- [Working data]:
<<<<

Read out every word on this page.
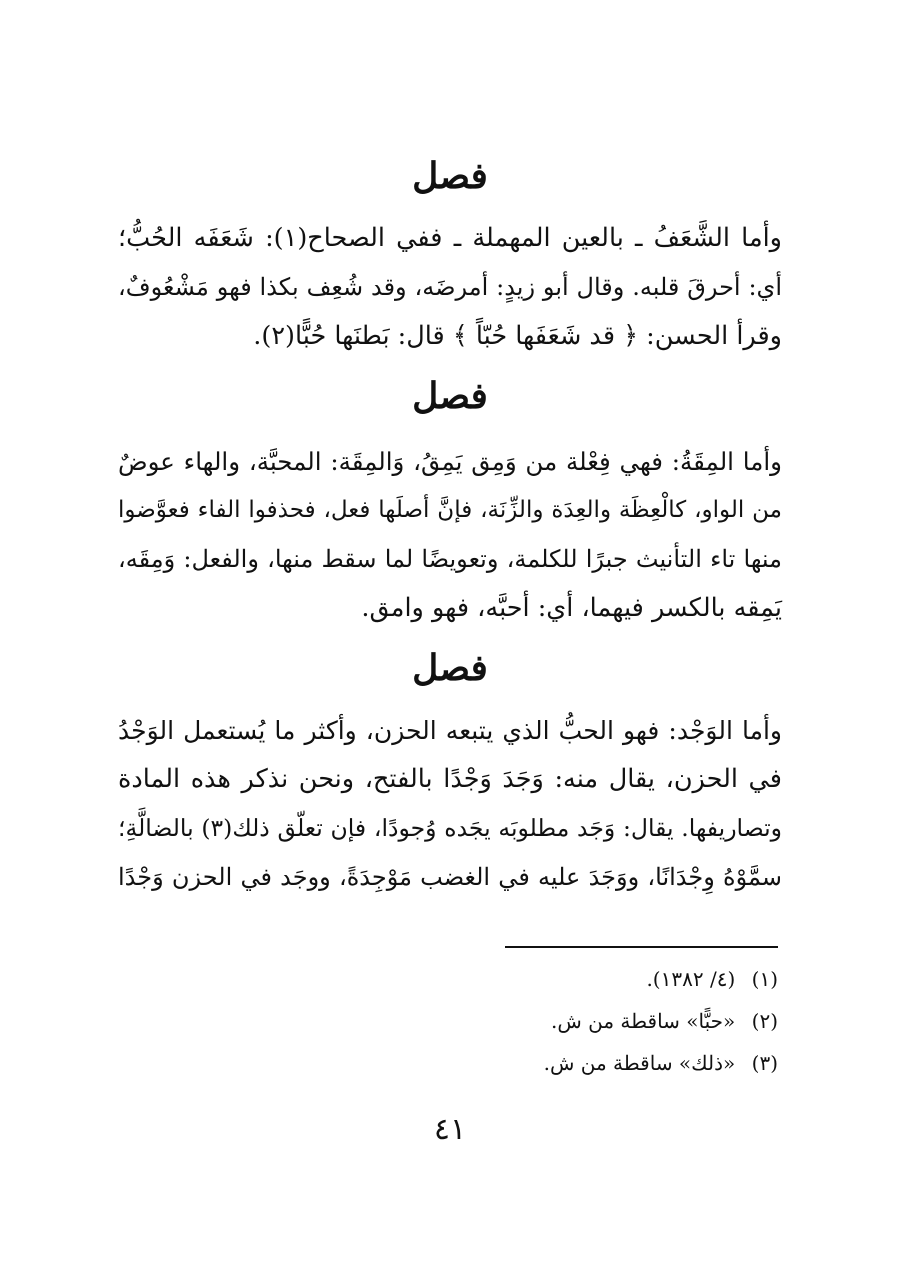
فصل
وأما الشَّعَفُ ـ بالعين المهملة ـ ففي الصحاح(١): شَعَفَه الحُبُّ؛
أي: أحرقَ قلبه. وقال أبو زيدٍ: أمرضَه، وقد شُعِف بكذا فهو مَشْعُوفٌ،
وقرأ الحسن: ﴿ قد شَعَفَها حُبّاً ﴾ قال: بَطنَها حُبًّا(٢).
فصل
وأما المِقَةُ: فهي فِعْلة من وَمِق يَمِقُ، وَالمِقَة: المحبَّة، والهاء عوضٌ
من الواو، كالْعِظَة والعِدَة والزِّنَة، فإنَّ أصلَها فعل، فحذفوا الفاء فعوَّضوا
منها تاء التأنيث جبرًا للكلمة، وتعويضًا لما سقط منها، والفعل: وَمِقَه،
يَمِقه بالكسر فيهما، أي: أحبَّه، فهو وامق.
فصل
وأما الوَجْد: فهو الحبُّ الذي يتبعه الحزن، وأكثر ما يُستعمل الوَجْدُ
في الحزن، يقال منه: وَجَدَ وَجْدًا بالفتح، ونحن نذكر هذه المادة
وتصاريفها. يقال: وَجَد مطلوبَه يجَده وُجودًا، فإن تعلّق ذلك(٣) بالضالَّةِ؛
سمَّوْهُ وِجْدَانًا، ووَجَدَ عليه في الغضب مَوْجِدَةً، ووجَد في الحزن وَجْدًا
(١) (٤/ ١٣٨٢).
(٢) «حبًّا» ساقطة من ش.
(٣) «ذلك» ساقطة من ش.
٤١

>>>>

- [Instructions for the task]: List all lines from the entries that include the word "الحزن".

- [Answer for this exercise]:
وأما الوَجْد: فهو الحبُّ الذي يتبعه الحزن، وأكثر ما يُستعمل الوَجْدُ
في الحزن، يقال منه: وَجَدَ وَجْدًا بالفتح، ونحن نذكر هذه المادة
سمَّوْهُ وِجْدَانًا، ووَجَدَ عليه في الغضب مَوْجِدَةً، ووجَد في الحزن وَجْدًا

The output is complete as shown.